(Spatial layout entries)
○ ○ ○ ○

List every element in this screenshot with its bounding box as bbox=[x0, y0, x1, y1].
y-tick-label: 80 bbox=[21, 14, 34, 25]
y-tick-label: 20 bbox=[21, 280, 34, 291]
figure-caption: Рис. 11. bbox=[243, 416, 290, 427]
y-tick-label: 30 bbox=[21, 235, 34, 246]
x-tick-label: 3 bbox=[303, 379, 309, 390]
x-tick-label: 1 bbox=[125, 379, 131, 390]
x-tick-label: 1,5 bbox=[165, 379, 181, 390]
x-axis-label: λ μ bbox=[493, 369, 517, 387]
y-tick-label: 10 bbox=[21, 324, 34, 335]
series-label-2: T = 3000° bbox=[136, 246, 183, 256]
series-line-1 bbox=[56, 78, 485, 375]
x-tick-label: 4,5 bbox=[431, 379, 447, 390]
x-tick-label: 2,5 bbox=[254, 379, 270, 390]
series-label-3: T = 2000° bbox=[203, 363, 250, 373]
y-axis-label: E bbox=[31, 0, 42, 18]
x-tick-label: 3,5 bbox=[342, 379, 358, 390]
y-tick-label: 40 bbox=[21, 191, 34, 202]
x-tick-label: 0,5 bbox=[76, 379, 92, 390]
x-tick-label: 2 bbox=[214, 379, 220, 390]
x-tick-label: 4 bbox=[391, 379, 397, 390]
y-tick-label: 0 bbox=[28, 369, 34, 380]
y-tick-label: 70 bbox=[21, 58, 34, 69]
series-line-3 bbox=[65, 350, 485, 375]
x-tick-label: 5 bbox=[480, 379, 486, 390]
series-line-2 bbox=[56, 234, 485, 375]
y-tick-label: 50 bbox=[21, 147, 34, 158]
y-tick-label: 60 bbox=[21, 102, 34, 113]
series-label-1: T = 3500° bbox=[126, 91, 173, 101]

○ ○ ○ ○

▶ Work required
Pull out every line of the records above and reproduce each one unchanged.

▶ Solution below
List every element in this screenshot with its bounding box as bbox=[x0, y0, x1, y1].
y-tick-label: 80 bbox=[21, 14, 34, 25]
y-tick-label: 20 bbox=[21, 280, 34, 291]
figure-caption: Рис. 11. bbox=[243, 416, 290, 427]
y-tick-label: 30 bbox=[21, 235, 34, 246]
x-tick-label: 3 bbox=[303, 379, 309, 390]
x-tick-label: 1 bbox=[125, 379, 131, 390]
x-tick-label: 1,5 bbox=[165, 379, 181, 390]
x-axis-label: λ μ bbox=[493, 369, 517, 387]
y-tick-label: 10 bbox=[21, 324, 34, 335]
series-label-2: T = 3000° bbox=[136, 246, 183, 256]
series-line-1 bbox=[56, 78, 485, 375]
x-tick-label: 4,5 bbox=[431, 379, 447, 390]
x-tick-label: 2,5 bbox=[254, 379, 270, 390]
series-label-3: T = 2000° bbox=[203, 363, 250, 373]
y-axis-label: E bbox=[31, 0, 42, 18]
x-tick-label: 3,5 bbox=[342, 379, 358, 390]
y-tick-label: 40 bbox=[21, 191, 34, 202]
x-tick-label: 0,5 bbox=[76, 379, 92, 390]
x-tick-label: 2 bbox=[214, 379, 220, 390]
x-tick-label: 4 bbox=[391, 379, 397, 390]
y-tick-label: 0 bbox=[28, 369, 34, 380]
y-tick-label: 70 bbox=[21, 58, 34, 69]
series-line-3 bbox=[65, 350, 485, 375]
x-tick-label: 5 bbox=[480, 379, 486, 390]
series-line-2 bbox=[56, 234, 485, 375]
y-tick-label: 50 bbox=[21, 147, 34, 158]
y-tick-label: 60 bbox=[21, 102, 34, 113]
series-label-1: T = 3500° bbox=[126, 91, 173, 101]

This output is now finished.